Problem requirements
All of the entries need to be written out again, exactly as they are.

Entries supplied
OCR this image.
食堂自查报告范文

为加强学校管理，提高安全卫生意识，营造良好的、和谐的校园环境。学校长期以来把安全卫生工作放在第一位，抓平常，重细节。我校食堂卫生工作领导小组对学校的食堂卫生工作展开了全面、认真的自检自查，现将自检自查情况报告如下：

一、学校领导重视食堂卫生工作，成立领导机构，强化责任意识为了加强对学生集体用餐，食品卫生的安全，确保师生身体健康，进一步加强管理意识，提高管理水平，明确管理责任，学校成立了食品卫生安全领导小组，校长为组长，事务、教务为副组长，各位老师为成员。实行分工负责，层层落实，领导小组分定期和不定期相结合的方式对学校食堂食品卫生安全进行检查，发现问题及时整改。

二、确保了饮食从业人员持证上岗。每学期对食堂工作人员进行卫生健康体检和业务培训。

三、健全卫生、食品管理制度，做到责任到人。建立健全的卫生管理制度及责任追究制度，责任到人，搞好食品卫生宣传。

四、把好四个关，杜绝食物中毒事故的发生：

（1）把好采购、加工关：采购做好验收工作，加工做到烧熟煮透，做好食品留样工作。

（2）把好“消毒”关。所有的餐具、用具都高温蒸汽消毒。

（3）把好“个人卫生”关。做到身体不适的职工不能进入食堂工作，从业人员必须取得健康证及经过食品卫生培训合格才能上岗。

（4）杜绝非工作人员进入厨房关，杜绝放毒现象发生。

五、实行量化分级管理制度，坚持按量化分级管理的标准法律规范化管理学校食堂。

Problem solution
OCR this image.
食堂自查报告范文

为加强学校管理，提高安全卫生意识，营造良好的、和谐的校园环境。学校长期以来把安全卫生工作放在第一位，抓平常，重细节。我校食堂卫生工作领导小组对学校的食堂卫生工作展开了全面、认真的自检自查，现将自检自查情况报告如下：

一、学校领导重视食堂卫生工作，成立领导机构，强化责任意识为了加强对学生集体用餐，食品卫生的安全，确保师生身体健康，进一步加强管理意识，提高管理水平，明确管理责任，学校成立了食品卫生安全领导小组，校长为组长，事务、教务为副组长，各位老师为成员。实行分工负责，层层落实，领导小组分定期和不定期相结合的方式对学校食堂食品卫生安全进行检查，发现问题及时整改。

二、确保了饮食从业人员持证上岗。每学期对食堂工作人员进行卫生健康体检和业务培训。

三、健全卫生、食品管理制度，做到责任到人。建立健全的卫生管理制度及责任追究制度，责任到人，搞好食品卫生宣传。

四、把好四个关，杜绝食物中毒事故的发生：

（1）把好采购、加工关：采购做好验收工作，加工做到烧熟煮透，做好食品留样工作。

（2）把好“消毒”关。所有的餐具、用具都高温蒸汽消毒。

（3）把好“个人卫生”关。做到身体不适的职工不能进入食堂工作，从业人员必须取得健康证及经过食品卫生培训合格才能上岗。

（4）杜绝非工作人员进入厨房关，杜绝放毒现象发生。

五、实行量化分级管理制度，坚持按量化分级管理的标准法律规范化管理学校食堂。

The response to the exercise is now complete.